● What the exercise asks: Restate the full listing word for word and leave the pictures out.

● Extracted records:
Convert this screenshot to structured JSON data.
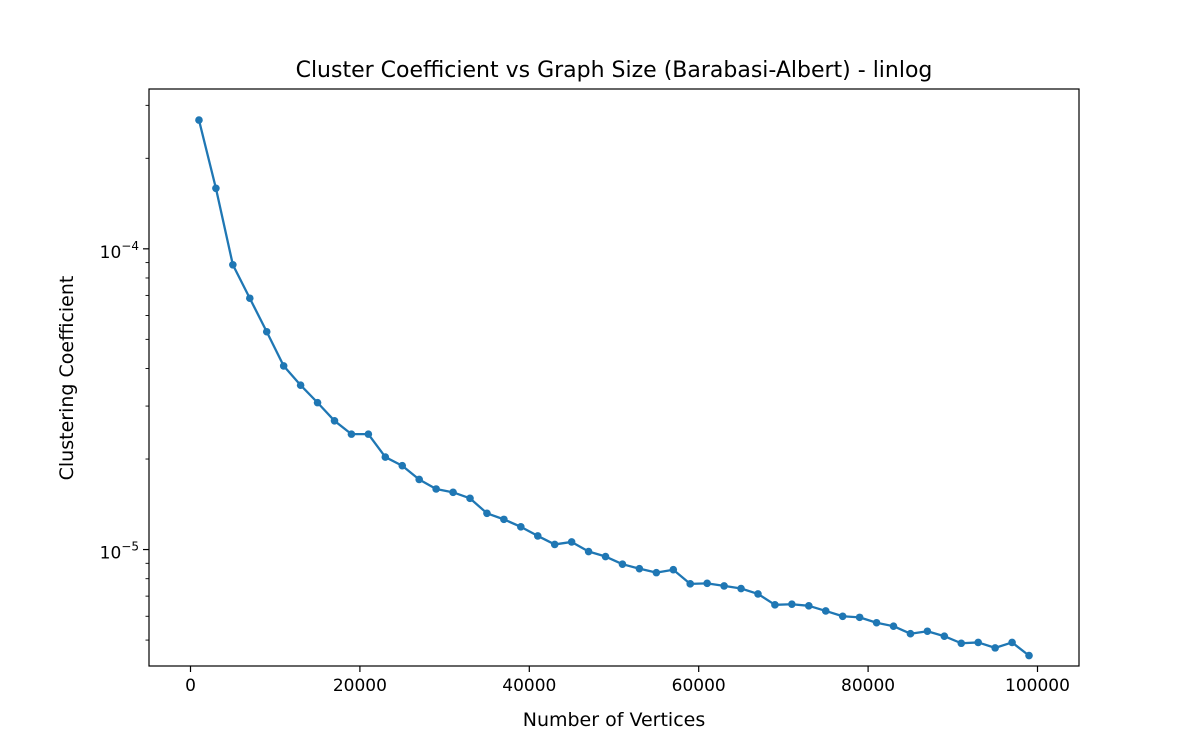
{
  "chart_data": {
    "type": "line",
    "title": "Cluster Coefficient vs Graph Size (Barabasi-Albert) - linlog",
    "xlabel": "Number of Vertices",
    "ylabel": "Clustering Coefficient",
    "xscale": "linear",
    "yscale": "log",
    "xlim": [
      -4900,
      104900
    ],
    "ylim": [
      4.1e-06,
      0.00034
    ],
    "grid": false,
    "legend": "none",
    "xticks": [
      0,
      20000,
      40000,
      60000,
      80000,
      100000
    ],
    "xtick_labels": [
      "0",
      "20000",
      "40000",
      "60000",
      "80000",
      "100000"
    ],
    "ytick_major": [
      {
        "base": "10",
        "exp": "−5",
        "value": 1e-05
      },
      {
        "base": "10",
        "exp": "−4",
        "value": 0.0001
      }
    ],
    "series": [
      {
        "color": "#1f77b4",
        "marker": "circle",
        "x": [
          1000,
          3000,
          5000,
          7000,
          9000,
          11000,
          13000,
          15000,
          17000,
          19000,
          21000,
          23000,
          25000,
          27000,
          29000,
          31000,
          33000,
          35000,
          37000,
          39000,
          41000,
          43000,
          45000,
          47000,
          49000,
          51000,
          53000,
          55000,
          57000,
          59000,
          61000,
          63000,
          65000,
          67000,
          69000,
          71000,
          73000,
          75000,
          77000,
          79000,
          81000,
          83000,
          85000,
          87000,
          89000,
          91000,
          93000,
          95000,
          97000,
          99000
        ],
        "values": [
          0.000268,
          0.000159,
          8.85e-05,
          6.85e-05,
          5.3e-05,
          4.08e-05,
          3.52e-05,
          3.08e-05,
          2.68e-05,
          2.42e-05,
          2.42e-05,
          2.03e-05,
          1.9e-05,
          1.71e-05,
          1.59e-05,
          1.55e-05,
          1.48e-05,
          1.32e-05,
          1.26e-05,
          1.19e-05,
          1.11e-05,
          1.04e-05,
          1.06e-05,
          9.85e-06,
          9.48e-06,
          8.94e-06,
          8.64e-06,
          8.38e-06,
          8.57e-06,
          7.69e-06,
          7.72e-06,
          7.57e-06,
          7.42e-06,
          7.12e-06,
          6.55e-06,
          6.58e-06,
          6.5e-06,
          6.25e-06,
          6e-06,
          5.95e-06,
          5.71e-06,
          5.56e-06,
          5.25e-06,
          5.35e-06,
          5.15e-06,
          4.88e-06,
          4.91e-06,
          4.71e-06,
          4.91e-06,
          4.44e-06
        ]
      }
    ]
  }
}
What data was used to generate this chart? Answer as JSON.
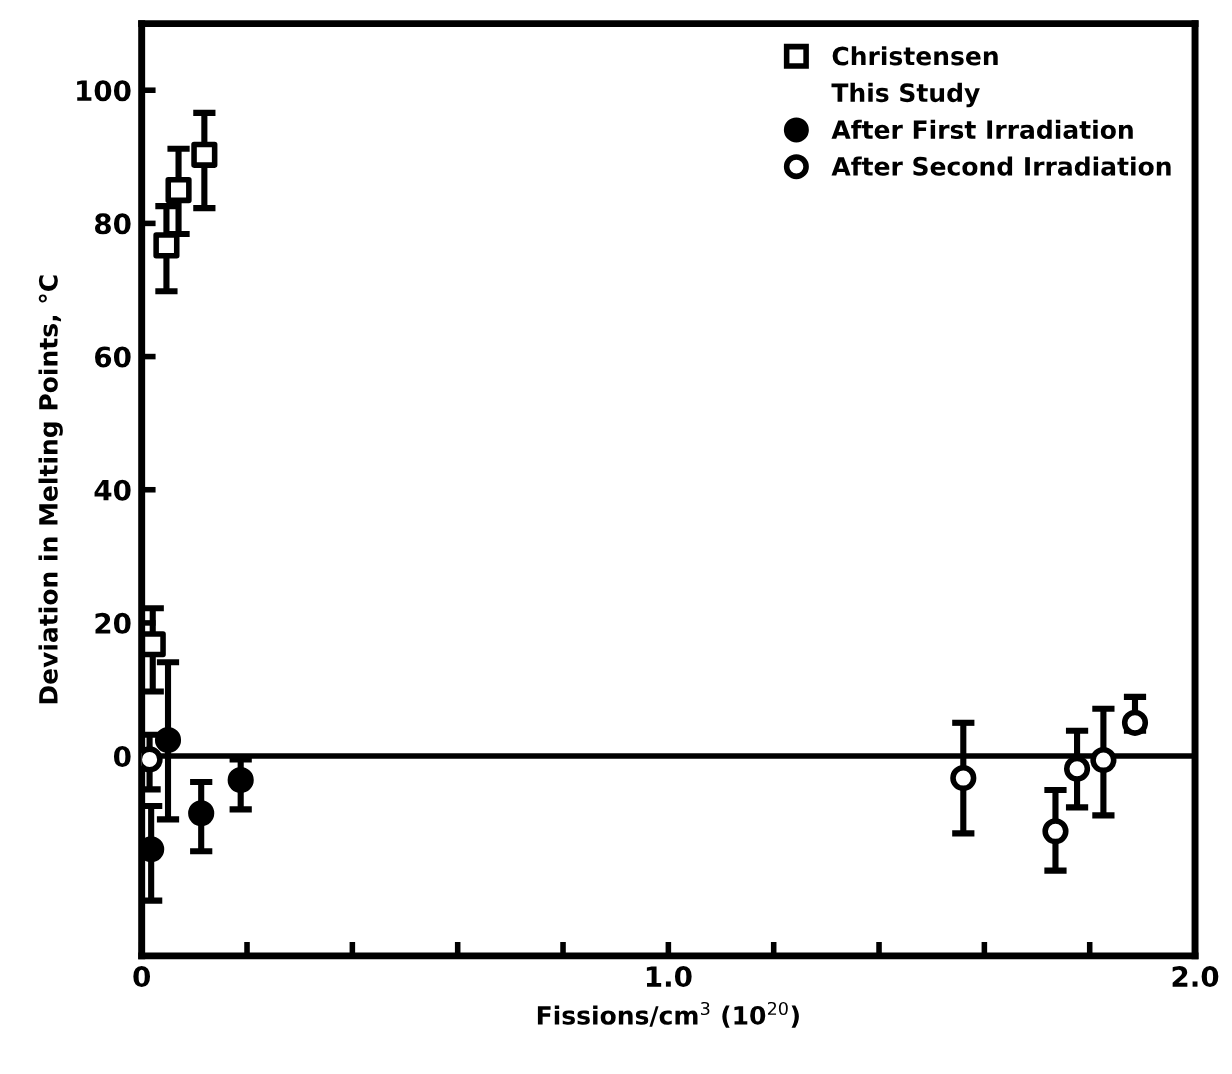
{
  "chart_data": {
    "type": "scatter",
    "xlabel": "Fissions/cm$^{3}$ (10$^{20}$)",
    "ylabel": "Deviation in Melting Points, °C",
    "xlim": [
      0,
      2.0
    ],
    "ylim": [
      -30,
      110
    ],
    "xticks": [
      0,
      {
        "value": 0.2,
        "label": null
      },
      {
        "value": 0.4,
        "label": null
      },
      {
        "value": 0.6,
        "label": null
      },
      {
        "value": 0.8,
        "label": null
      },
      {
        "value": 1.0,
        "label": "1.0"
      },
      {
        "value": 1.2,
        "label": null
      },
      {
        "value": 1.4,
        "label": null
      },
      {
        "value": 1.6,
        "label": null
      },
      {
        "value": 1.8,
        "label": null
      },
      {
        "value": 2.0,
        "label": "2.0"
      }
    ],
    "yticks": [
      0,
      20,
      40,
      60,
      80,
      100
    ],
    "grid": false,
    "legend": "top right",
    "annotations": [
      "This Study"
    ],
    "ref_lines": [
      {
        "axis": "y",
        "value": 0,
        "color": "#000000"
      }
    ],
    "series": [
      {
        "name": "Christensen",
        "color": "#000000",
        "marker": "square",
        "x": [
          0.021,
          0.047,
          0.07,
          0.119
        ],
        "values": [
          16.8,
          76.7,
          85,
          90.3
        ],
        "errors": [
          [
            9.7,
            22.2
          ],
          [
            69.8,
            82.6
          ],
          [
            78.4,
            91.2
          ],
          [
            82.3,
            96.6
          ]
        ]
      },
      {
        "name": "After First Irradiation",
        "color": "#000000",
        "marker": "circle",
        "x": [
          0.018,
          0.05,
          0.113,
          0.188
        ],
        "values": [
          -14,
          2.4,
          -8.6,
          -3.6
        ],
        "errors": [
          [
            -21.7,
            -7.5
          ],
          [
            -9.5,
            14.1
          ],
          [
            -14.3,
            -3.9
          ],
          [
            -8,
            -0.5
          ]
        ]
      },
      {
        "name": "After Second Irradiation",
        "color": "#000000",
        "marker": "circle",
        "x": [
          0.015,
          1.56,
          1.735,
          1.776,
          1.826,
          1.886
        ],
        "values": [
          -0.5,
          -3.3,
          -11.3,
          -1.9,
          -0.6,
          5
        ],
        "errors": [
          [
            -5,
            3.2
          ],
          [
            -11.6,
            5
          ],
          [
            -17.2,
            -5.1
          ],
          [
            -7.7,
            3.8
          ],
          [
            -8.9,
            7.1
          ],
          [
            3.8,
            8.9
          ]
        ]
      }
    ]
  }
}
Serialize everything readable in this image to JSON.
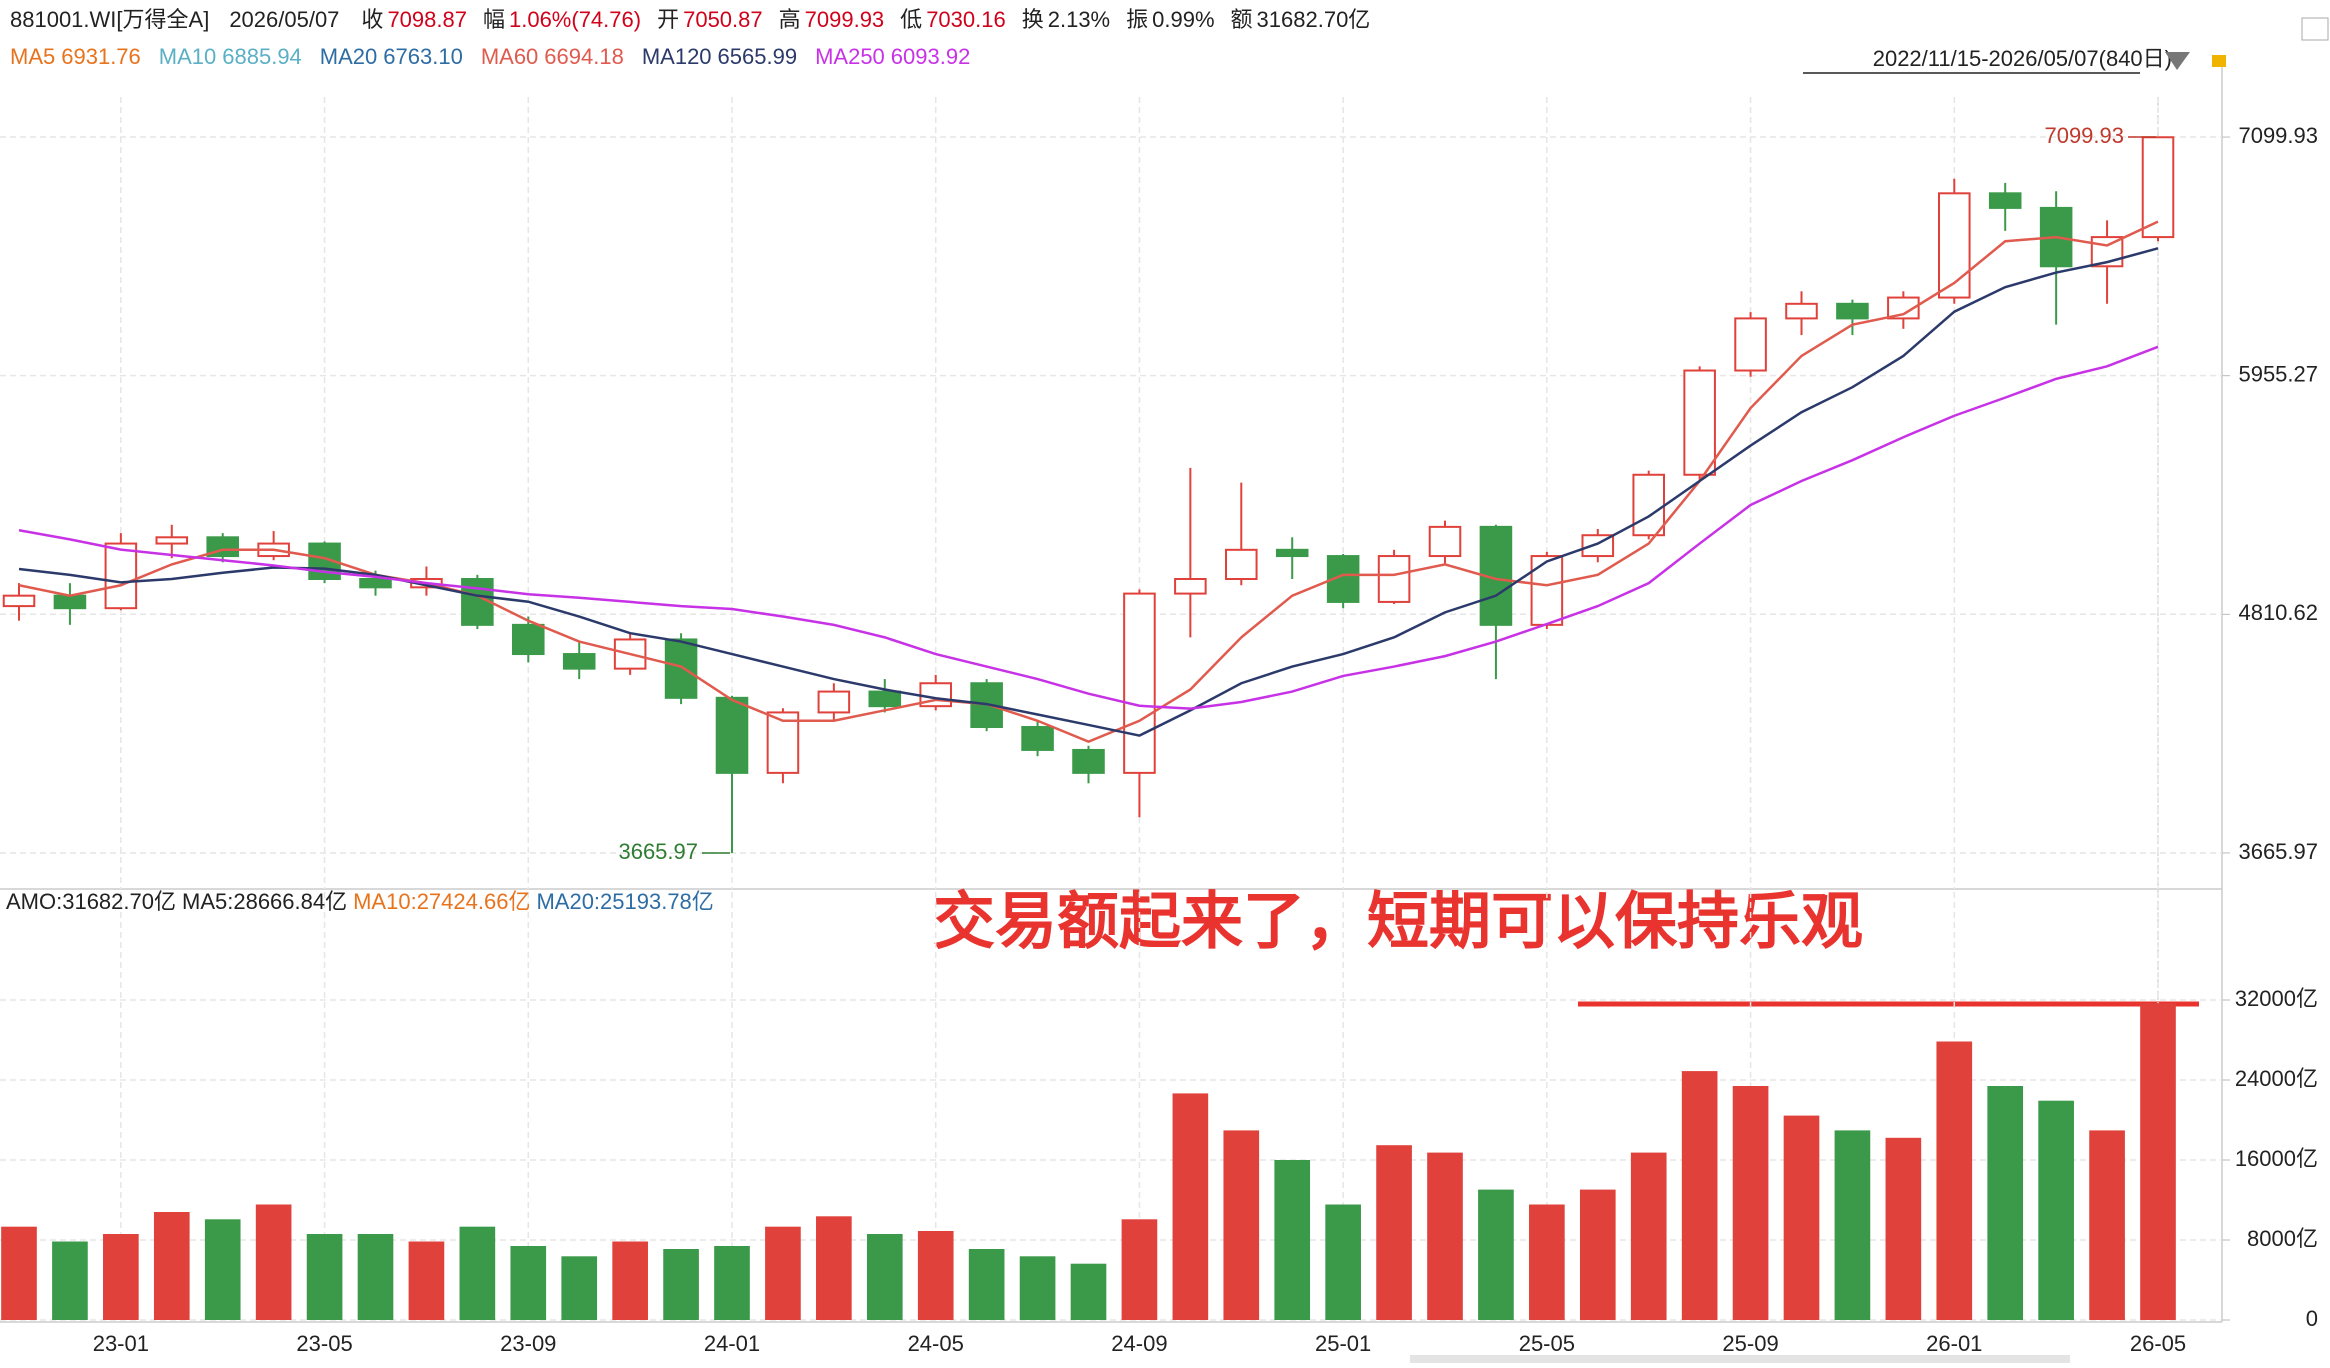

● Exercise solution:
Convert this screenshot to structured JSON data.
{
  "chart_data": {
    "type": "line",
    "title": "Cluster Coefficient vs Graph Size (Barabasi-Albert) - linlog",
    "xlabel": "Number of Vertices",
    "ylabel": "Clustering Coefficient",
    "xscale": "linear",
    "yscale": "log",
    "xlim": [
      -4900,
      104900
    ],
    "ylim": [
      4.1e-06,
      0.00034
    ],
    "grid": false,
    "legend": "none",
    "xticks": [
      0,
      20000,
      40000,
      60000,
      80000,
      100000
    ],
    "xtick_labels": [
      "0",
      "20000",
      "40000",
      "60000",
      "80000",
      "100000"
    ],
    "ytick_major": [
      {
        "base": "10",
        "exp": "−5",
        "value": 1e-05
      },
      {
        "base": "10",
        "exp": "−4",
        "value": 0.0001
      }
    ],
    "series": [
      {
        "color": "#1f77b4",
        "marker": "circle",
        "x": [
          1000,
          3000,
          5000,
          7000,
          9000,
          11000,
          13000,
          15000,
          17000,
          19000,
          21000,
          23000,
          25000,
          27000,
          29000,
          31000,
          33000,
          35000,
          37000,
          39000,
          41000,
          43000,
          45000,
          47000,
          49000,
          51000,
          53000,
          55000,
          57000,
          59000,
          61000,
          63000,
          65000,
          67000,
          69000,
          71000,
          73000,
          75000,
          77000,
          79000,
          81000,
          83000,
          85000,
          87000,
          89000,
          91000,
          93000,
          95000,
          97000,
          99000
        ],
        "values": [
          0.000268,
          0.000159,
          8.85e-05,
          6.85e-05,
          5.3e-05,
          4.08e-05,
          3.52e-05,
          3.08e-05,
          2.68e-05,
          2.42e-05,
          2.42e-05,
          2.03e-05,
          1.9e-05,
          1.71e-05,
          1.59e-05,
          1.55e-05,
          1.48e-05,
          1.32e-05,
          1.26e-05,
          1.19e-05,
          1.11e-05,
          1.04e-05,
          1.06e-05,
          9.85e-06,
          9.48e-06,
          8.94e-06,
          8.64e-06,
          8.38e-06,
          8.57e-06,
          7.69e-06,
          7.72e-06,
          7.57e-06,
          7.42e-06,
          7.12e-06,
          6.55e-06,
          6.58e-06,
          6.5e-06,
          6.25e-06,
          6e-06,
          5.95e-06,
          5.71e-06,
          5.56e-06,
          5.25e-06,
          5.35e-06,
          5.15e-06,
          4.88e-06,
          4.91e-06,
          4.71e-06,
          4.91e-06,
          4.44e-06
        ]
      }
    ]
  }
}
What data was used to generate this chart? Answer as JSON.
{
  "chart_data": {
    "type": "scatter",
    "xlabel": "Fissions/cm$^{3}$ (10$^{20}$)",
    "ylabel": "Deviation in Melting Points, °C",
    "xlim": [
      0,
      2.0
    ],
    "ylim": [
      -30,
      110
    ],
    "xticks": [
      0,
      {
        "value": 0.2,
        "label": null
      },
      {
        "value": 0.4,
        "label": null
      },
      {
        "value": 0.6,
        "label": null
      },
      {
        "value": 0.8,
        "label": null
      },
      {
        "value": 1.0,
        "label": "1.0"
      },
      {
        "value": 1.2,
        "label": null
      },
      {
        "value": 1.4,
        "label": null
      },
      {
        "value": 1.6,
        "label": null
      },
      {
        "value": 1.8,
        "label": null
      },
      {
        "value": 2.0,
        "label": "2.0"
      }
    ],
    "yticks": [
      0,
      20,
      40,
      60,
      80,
      100
    ],
    "grid": false,
    "legend": "top right",
    "annotations": [
      "This Study"
    ],
    "ref_lines": [
      {
        "axis": "y",
        "value": 0,
        "color": "#000000"
      }
    ],
    "series": [
      {
        "name": "Christensen",
        "color": "#000000",
        "marker": "square",
        "x": [
          0.021,
          0.047,
          0.07,
          0.119
        ],
        "values": [
          16.8,
          76.7,
          85,
          90.3
        ],
        "errors": [
          [
            9.7,
            22.2
          ],
          [
            69.8,
            82.6
          ],
          [
            78.4,
            91.2
          ],
          [
            82.3,
            96.6
          ]
        ]
      },
      {
        "name": "After First Irradiation",
        "color": "#000000",
        "marker": "circle",
        "x": [
          0.018,
          0.05,
          0.113,
          0.188
        ],
        "values": [
          -14,
          2.4,
          -8.6,
          -3.6
        ],
        "errors": [
          [
            -21.7,
            -7.5
          ],
          [
            -9.5,
            14.1
          ],
          [
            -14.3,
            -3.9
          ],
          [
            -8,
            -0.5
          ]
        ]
      },
      {
        "name": "After Second Irradiation",
        "color": "#000000",
        "marker": "circle",
        "x": [
          0.015,
          1.56,
          1.735,
          1.776,
          1.826,
          1.886
        ],
        "values": [
          -0.5,
          -3.3,
          -11.3,
          -1.9,
          -0.6,
          5
        ],
        "errors": [
          [
            -5,
            3.2
          ],
          [
            -11.6,
            5
          ],
          [
            -17.2,
            -5.1
          ],
          [
            -7.7,
            3.8
          ],
          [
            -8.9,
            7.1
          ],
          [
            3.8,
            8.9
          ]
        ]
      }
    ]
  }
}
Serialize everything readable in this image to JSON.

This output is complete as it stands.